_Stated task_: Print each line of the listing once more, precisely as given.

>> begin Records provided

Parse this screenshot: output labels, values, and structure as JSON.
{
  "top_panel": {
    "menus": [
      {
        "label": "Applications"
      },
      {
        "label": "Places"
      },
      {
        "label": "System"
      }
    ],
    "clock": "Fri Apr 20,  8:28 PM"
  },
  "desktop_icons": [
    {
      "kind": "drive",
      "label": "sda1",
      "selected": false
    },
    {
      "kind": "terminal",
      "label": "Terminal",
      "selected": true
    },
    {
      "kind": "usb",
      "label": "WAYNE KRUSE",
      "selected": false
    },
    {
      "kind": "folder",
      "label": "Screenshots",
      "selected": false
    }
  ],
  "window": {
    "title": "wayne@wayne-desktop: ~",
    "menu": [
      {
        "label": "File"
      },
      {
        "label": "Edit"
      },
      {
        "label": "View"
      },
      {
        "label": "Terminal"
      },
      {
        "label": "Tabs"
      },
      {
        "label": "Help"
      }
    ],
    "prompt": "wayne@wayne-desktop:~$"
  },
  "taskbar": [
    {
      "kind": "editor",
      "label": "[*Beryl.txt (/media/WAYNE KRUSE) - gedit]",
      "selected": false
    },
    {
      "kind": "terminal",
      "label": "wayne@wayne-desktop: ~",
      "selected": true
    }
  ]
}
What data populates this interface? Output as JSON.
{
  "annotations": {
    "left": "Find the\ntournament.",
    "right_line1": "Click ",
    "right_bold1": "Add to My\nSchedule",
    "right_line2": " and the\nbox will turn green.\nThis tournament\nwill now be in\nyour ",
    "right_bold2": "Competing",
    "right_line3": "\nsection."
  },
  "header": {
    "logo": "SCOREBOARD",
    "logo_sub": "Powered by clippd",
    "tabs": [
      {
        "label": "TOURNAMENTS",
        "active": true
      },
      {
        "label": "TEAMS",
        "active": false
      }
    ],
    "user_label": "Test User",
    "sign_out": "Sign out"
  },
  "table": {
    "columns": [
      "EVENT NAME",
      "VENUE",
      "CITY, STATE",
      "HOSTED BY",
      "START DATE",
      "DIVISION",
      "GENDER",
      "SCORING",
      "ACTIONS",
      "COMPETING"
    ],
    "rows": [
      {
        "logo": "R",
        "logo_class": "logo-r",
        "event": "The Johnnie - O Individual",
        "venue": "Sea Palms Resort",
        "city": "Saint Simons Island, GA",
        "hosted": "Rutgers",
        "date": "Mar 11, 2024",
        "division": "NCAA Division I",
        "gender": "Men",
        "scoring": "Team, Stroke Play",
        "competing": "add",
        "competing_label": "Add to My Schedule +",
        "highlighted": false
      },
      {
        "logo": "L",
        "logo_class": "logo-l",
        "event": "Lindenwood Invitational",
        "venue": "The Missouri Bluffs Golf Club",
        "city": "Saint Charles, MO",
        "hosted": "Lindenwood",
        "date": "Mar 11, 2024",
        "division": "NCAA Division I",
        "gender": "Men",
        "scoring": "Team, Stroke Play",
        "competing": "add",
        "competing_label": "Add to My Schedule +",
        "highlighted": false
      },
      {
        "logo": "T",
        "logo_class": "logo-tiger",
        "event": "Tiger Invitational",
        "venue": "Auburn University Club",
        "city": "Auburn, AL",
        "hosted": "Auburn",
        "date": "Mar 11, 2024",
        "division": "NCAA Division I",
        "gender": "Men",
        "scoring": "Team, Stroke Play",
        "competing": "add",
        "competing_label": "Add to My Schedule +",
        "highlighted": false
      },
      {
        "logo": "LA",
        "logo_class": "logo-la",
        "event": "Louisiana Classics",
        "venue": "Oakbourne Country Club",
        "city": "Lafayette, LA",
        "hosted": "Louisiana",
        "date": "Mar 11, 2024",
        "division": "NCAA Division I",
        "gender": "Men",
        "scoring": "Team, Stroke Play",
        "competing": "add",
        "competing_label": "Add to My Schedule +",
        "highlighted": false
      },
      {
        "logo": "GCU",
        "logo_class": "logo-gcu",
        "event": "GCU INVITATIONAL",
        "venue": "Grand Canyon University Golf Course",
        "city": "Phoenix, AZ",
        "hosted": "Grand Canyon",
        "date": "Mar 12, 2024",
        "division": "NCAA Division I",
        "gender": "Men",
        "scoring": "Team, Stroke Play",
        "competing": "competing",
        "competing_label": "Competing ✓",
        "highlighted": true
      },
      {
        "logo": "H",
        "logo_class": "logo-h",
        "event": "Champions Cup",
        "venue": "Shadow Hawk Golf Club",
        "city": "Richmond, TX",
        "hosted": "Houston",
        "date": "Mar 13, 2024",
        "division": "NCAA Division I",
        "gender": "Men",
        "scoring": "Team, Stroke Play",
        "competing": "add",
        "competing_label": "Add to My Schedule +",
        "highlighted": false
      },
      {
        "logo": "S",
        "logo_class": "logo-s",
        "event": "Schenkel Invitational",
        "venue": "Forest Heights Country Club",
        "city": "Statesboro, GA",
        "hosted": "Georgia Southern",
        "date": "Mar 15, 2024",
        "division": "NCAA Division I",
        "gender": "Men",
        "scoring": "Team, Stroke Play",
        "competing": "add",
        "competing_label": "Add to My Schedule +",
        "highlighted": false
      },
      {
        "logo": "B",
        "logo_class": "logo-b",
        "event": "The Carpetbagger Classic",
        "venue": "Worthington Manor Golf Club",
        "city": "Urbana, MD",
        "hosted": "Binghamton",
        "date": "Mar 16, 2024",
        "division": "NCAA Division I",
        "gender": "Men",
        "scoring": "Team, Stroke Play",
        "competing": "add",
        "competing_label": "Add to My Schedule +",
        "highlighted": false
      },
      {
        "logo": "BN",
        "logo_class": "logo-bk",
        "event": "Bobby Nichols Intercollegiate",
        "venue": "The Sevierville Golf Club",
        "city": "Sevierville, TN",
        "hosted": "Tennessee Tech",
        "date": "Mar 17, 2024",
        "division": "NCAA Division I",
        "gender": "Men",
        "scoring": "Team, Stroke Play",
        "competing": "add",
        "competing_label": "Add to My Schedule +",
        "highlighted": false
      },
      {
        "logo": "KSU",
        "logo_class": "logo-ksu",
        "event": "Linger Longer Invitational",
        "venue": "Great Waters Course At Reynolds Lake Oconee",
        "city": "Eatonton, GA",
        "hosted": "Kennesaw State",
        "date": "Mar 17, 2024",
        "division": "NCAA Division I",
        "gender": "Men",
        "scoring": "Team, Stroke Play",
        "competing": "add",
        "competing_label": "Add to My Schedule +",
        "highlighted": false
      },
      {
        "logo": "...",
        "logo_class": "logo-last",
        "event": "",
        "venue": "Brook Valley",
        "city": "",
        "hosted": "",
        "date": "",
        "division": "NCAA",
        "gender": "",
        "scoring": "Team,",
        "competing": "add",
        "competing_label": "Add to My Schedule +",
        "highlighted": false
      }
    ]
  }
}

>> end Records provided

_Written response_:
Parse this screenshot: output labels, values, and structure as JSON.
{
  "top_panel": {
    "menus": [
      {
        "label": "Applications"
      },
      {
        "label": "Places"
      },
      {
        "label": "System"
      }
    ],
    "clock": "Fri Apr 20,  8:28 PM"
  },
  "desktop_icons": [
    {
      "kind": "drive",
      "label": "sda1",
      "selected": false
    },
    {
      "kind": "terminal",
      "label": "Terminal",
      "selected": true
    },
    {
      "kind": "usb",
      "label": "WAYNE KRUSE",
      "selected": false
    },
    {
      "kind": "folder",
      "label": "Screenshots",
      "selected": false
    }
  ],
  "window": {
    "title": "wayne@wayne-desktop: ~",
    "menu": [
      {
        "label": "File"
      },
      {
        "label": "Edit"
      },
      {
        "label": "View"
      },
      {
        "label": "Terminal"
      },
      {
        "label": "Tabs"
      },
      {
        "label": "Help"
      }
    ],
    "prompt": "wayne@wayne-desktop:~$"
  },
  "taskbar": [
    {
      "kind": "editor",
      "label": "[*Beryl.txt (/media/WAYNE KRUSE) - gedit]",
      "selected": false
    },
    {
      "kind": "terminal",
      "label": "wayne@wayne-desktop: ~",
      "selected": true
    }
  ]
}
What data populates this interface? Output as JSON.
{
  "annotations": {
    "left": "Find the\ntournament.",
    "right_line1": "Click ",
    "right_bold1": "Add to My\nSchedule",
    "right_line2": " and the\nbox will turn green.\nThis tournament\nwill now be in\nyour ",
    "right_bold2": "Competing",
    "right_line3": "\nsection."
  },
  "header": {
    "logo": "SCOREBOARD",
    "logo_sub": "Powered by clippd",
    "tabs": [
      {
        "label": "TOURNAMENTS",
        "active": true
      },
      {
        "label": "TEAMS",
        "active": false
      }
    ],
    "user_label": "Test User",
    "sign_out": "Sign out"
  },
  "table": {
    "columns": [
      "EVENT NAME",
      "VENUE",
      "CITY, STATE",
      "HOSTED BY",
      "START DATE",
      "DIVISION",
      "GENDER",
      "SCORING",
      "ACTIONS",
      "COMPETING"
    ],
    "rows": [
      {
        "logo": "R",
        "logo_class": "logo-r",
        "event": "The Johnnie - O Individual",
        "venue": "Sea Palms Resort",
        "city": "Saint Simons Island, GA",
        "hosted": "Rutgers",
        "date": "Mar 11, 2024",
        "division": "NCAA Division I",
        "gender": "Men",
        "scoring": "Team, Stroke Play",
        "competing": "add",
        "competing_label": "Add to My Schedule +",
        "highlighted": false
      },
      {
        "logo": "L",
        "logo_class": "logo-l",
        "event": "Lindenwood Invitational",
        "venue": "The Missouri Bluffs Golf Club",
        "city": "Saint Charles, MO",
        "hosted": "Lindenwood",
        "date": "Mar 11, 2024",
        "division": "NCAA Division I",
        "gender": "Men",
        "scoring": "Team, Stroke Play",
        "competing": "add",
        "competing_label": "Add to My Schedule +",
        "highlighted": false
      },
      {
        "logo": "T",
        "logo_class": "logo-tiger",
        "event": "Tiger Invitational",
        "venue": "Auburn University Club",
        "city": "Auburn, AL",
        "hosted": "Auburn",
        "date": "Mar 11, 2024",
        "division": "NCAA Division I",
        "gender": "Men",
        "scoring": "Team, Stroke Play",
        "competing": "add",
        "competing_label": "Add to My Schedule +",
        "highlighted": false
      },
      {
        "logo": "LA",
        "logo_class": "logo-la",
        "event": "Louisiana Classics",
        "venue": "Oakbourne Country Club",
        "city": "Lafayette, LA",
        "hosted": "Louisiana",
        "date": "Mar 11, 2024",
        "division": "NCAA Division I",
        "gender": "Men",
        "scoring": "Team, Stroke Play",
        "competing": "add",
        "competing_label": "Add to My Schedule +",
        "highlighted": false
      },
      {
        "logo": "GCU",
        "logo_class": "logo-gcu",
        "event": "GCU INVITATIONAL",
        "venue": "Grand Canyon University Golf Course",
        "city": "Phoenix, AZ",
        "hosted": "Grand Canyon",
        "date": "Mar 12, 2024",
        "division": "NCAA Division I",
        "gender": "Men",
        "scoring": "Team, Stroke Play",
        "competing": "competing",
        "competing_label": "Competing ✓",
        "highlighted": true
      },
      {
        "logo": "H",
        "logo_class": "logo-h",
        "event": "Champions Cup",
        "venue": "Shadow Hawk Golf Club",
        "city": "Richmond, TX",
        "hosted": "Houston",
        "date": "Mar 13, 2024",
        "division": "NCAA Division I",
        "gender": "Men",
        "scoring": "Team, Stroke Play",
        "competing": "add",
        "competing_label": "Add to My Schedule +",
        "highlighted": false
      },
      {
        "logo": "S",
        "logo_class": "logo-s",
        "event": "Schenkel Invitational",
        "venue": "Forest Heights Country Club",
        "city": "Statesboro, GA",
        "hosted": "Georgia Southern",
        "date": "Mar 15, 2024",
        "division": "NCAA Division I",
        "gender": "Men",
        "scoring": "Team, Stroke Play",
        "competing": "add",
        "competing_label": "Add to My Schedule +",
        "highlighted": false
      },
      {
        "logo": "B",
        "logo_class": "logo-b",
        "event": "The Carpetbagger Classic",
        "venue": "Worthington Manor Golf Club",
        "city": "Urbana, MD",
        "hosted": "Binghamton",
        "date": "Mar 16, 2024",
        "division": "NCAA Division I",
        "gender": "Men",
        "scoring": "Team, Stroke Play",
        "competing": "add",
        "competing_label": "Add to My Schedule +",
        "highlighted": false
      },
      {
        "logo": "BN",
        "logo_class": "logo-bk",
        "event": "Bobby Nichols Intercollegiate",
        "venue": "The Sevierville Golf Club",
        "city": "Sevierville, TN",
        "hosted": "Tennessee Tech",
        "date": "Mar 17, 2024",
        "division": "NCAA Division I",
        "gender": "Men",
        "scoring": "Team, Stroke Play",
        "competing": "add",
        "competing_label": "Add to My Schedule +",
        "highlighted": false
      },
      {
        "logo": "KSU",
        "logo_class": "logo-ksu",
        "event": "Linger Longer Invitational",
        "venue": "Great Waters Course At Reynolds Lake Oconee",
        "city": "Eatonton, GA",
        "hosted": "Kennesaw State",
        "date": "Mar 17, 2024",
        "division": "NCAA Division I",
        "gender": "Men",
        "scoring": "Team, Stroke Play",
        "competing": "add",
        "competing_label": "Add to My Schedule +",
        "highlighted": false
      },
      {
        "logo": "...",
        "logo_class": "logo-last",
        "event": "",
        "venue": "Brook Valley",
        "city": "",
        "hosted": "",
        "date": "",
        "division": "NCAA",
        "gender": "",
        "scoring": "Team,",
        "competing": "add",
        "competing_label": "Add to My Schedule +",
        "highlighted": false
      }
    ]
  }
}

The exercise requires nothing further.